Gather all lines in the data that hold the string "качеству".

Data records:
◆ ◆ ◆ ◆
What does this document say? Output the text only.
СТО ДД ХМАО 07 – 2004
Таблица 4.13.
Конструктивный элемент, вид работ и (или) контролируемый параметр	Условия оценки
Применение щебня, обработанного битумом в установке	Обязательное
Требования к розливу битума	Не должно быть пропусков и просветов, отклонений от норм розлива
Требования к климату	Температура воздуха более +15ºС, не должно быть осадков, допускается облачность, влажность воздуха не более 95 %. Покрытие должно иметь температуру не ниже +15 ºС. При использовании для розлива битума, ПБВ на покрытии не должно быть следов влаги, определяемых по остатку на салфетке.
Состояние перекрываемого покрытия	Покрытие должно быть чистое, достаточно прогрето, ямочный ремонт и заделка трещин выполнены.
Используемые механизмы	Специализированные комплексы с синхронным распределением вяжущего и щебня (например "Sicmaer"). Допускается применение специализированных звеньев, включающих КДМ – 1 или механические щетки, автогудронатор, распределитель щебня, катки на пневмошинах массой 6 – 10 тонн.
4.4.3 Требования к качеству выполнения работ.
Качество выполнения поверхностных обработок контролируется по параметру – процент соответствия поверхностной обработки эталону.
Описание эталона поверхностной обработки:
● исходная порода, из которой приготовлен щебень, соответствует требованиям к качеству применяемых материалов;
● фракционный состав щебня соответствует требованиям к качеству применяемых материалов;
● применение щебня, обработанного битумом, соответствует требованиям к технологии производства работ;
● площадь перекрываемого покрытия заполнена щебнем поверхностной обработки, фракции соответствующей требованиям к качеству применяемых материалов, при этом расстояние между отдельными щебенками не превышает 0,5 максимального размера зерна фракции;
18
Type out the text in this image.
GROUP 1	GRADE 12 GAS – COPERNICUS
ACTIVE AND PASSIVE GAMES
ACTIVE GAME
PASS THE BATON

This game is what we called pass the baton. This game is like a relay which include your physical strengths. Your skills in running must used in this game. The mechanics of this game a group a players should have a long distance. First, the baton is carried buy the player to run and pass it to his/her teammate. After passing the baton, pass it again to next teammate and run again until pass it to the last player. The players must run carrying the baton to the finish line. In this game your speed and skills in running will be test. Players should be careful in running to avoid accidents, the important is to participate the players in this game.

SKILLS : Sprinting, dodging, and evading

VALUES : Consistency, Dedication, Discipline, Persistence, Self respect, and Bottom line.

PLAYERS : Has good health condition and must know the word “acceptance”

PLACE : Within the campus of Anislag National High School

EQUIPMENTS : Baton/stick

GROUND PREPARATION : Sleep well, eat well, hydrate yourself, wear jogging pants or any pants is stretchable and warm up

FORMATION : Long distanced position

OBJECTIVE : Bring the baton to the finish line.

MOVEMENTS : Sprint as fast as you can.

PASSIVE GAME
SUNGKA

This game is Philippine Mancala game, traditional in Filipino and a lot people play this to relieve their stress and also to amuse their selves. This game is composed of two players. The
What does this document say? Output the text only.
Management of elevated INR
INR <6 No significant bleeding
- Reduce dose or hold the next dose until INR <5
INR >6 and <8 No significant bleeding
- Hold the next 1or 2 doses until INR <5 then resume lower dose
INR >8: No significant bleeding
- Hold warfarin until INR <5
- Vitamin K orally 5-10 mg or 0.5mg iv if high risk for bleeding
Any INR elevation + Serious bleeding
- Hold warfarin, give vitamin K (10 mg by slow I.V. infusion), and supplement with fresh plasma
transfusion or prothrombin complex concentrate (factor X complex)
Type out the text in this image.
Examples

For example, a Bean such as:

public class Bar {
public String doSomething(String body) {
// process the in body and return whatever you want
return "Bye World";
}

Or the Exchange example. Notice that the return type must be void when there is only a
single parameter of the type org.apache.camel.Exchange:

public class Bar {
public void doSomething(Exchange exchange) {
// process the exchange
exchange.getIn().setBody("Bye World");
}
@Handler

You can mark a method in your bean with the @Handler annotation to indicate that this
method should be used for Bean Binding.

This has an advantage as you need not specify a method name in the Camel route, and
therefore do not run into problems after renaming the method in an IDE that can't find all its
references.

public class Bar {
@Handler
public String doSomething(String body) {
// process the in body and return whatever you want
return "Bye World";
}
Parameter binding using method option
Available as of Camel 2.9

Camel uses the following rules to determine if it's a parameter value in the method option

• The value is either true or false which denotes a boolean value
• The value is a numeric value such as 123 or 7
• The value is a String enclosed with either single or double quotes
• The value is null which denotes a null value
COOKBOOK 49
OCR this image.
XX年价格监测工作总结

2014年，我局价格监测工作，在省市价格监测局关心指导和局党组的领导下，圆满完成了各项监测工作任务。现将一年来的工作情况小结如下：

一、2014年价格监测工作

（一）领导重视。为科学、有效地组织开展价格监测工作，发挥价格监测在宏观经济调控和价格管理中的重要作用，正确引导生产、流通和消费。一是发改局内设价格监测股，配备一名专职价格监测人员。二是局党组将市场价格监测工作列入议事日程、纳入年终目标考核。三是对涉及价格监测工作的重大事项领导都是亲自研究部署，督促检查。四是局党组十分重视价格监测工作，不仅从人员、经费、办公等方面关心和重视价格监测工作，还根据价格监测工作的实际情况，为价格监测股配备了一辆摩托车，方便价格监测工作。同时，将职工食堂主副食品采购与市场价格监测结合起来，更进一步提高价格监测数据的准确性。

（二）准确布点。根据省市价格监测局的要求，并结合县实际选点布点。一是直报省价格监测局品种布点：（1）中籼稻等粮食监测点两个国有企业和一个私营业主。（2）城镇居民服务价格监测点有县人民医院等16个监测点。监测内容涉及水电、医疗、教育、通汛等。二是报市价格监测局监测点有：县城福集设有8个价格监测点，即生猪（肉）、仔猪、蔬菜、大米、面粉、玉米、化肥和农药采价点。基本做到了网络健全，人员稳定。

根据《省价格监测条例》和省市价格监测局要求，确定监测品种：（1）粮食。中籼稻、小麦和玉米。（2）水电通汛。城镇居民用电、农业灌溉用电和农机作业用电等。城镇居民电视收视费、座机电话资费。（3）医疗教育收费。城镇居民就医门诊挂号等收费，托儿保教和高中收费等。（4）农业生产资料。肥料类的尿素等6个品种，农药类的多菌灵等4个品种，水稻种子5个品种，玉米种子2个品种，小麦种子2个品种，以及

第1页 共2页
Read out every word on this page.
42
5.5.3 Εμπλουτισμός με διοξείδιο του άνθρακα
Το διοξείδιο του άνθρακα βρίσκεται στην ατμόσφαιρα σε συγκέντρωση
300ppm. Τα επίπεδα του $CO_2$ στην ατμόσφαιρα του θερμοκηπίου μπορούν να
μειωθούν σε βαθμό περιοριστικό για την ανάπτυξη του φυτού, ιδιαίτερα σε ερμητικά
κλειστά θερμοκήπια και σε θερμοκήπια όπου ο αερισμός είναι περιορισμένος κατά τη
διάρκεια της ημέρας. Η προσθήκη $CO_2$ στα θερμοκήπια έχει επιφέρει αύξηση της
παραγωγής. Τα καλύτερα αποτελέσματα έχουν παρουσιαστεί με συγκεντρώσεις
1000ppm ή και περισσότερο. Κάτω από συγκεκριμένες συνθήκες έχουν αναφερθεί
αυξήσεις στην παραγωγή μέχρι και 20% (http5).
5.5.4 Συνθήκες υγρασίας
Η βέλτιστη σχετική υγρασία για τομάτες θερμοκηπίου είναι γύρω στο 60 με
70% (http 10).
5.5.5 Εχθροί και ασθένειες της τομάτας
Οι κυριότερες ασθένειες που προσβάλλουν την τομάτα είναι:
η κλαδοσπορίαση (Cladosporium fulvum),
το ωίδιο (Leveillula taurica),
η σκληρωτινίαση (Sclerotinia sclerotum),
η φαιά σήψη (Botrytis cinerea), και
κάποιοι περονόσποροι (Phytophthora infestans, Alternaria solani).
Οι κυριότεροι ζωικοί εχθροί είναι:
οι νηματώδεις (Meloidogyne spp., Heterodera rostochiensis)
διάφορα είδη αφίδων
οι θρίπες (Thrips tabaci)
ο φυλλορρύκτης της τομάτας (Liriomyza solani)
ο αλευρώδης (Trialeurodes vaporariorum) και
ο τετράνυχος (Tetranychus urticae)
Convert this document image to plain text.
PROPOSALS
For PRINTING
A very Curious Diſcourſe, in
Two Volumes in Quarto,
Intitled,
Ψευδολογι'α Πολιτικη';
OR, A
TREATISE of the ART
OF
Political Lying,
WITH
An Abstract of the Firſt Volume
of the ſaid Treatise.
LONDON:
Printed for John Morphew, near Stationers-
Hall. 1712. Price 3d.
◆ ◆ ◆ ◆
**Exercise answer**:
4.4.3 Требования к качеству выполнения работ.
● исходная порода, из которой приготовлен щебень, соответствует требованиям к качеству применяемых материалов;
● фракционный состав щебня соответствует требованиям к качеству применяемых материалов;
● площадь перекрываемого покрытия заполнена щебнем поверхностной обработки, фракции соответствующей требованиям к качеству применяемых материалов, при этом расстояние между отдельными щебенками не превышает 0,5 максимального размера зерна фракции;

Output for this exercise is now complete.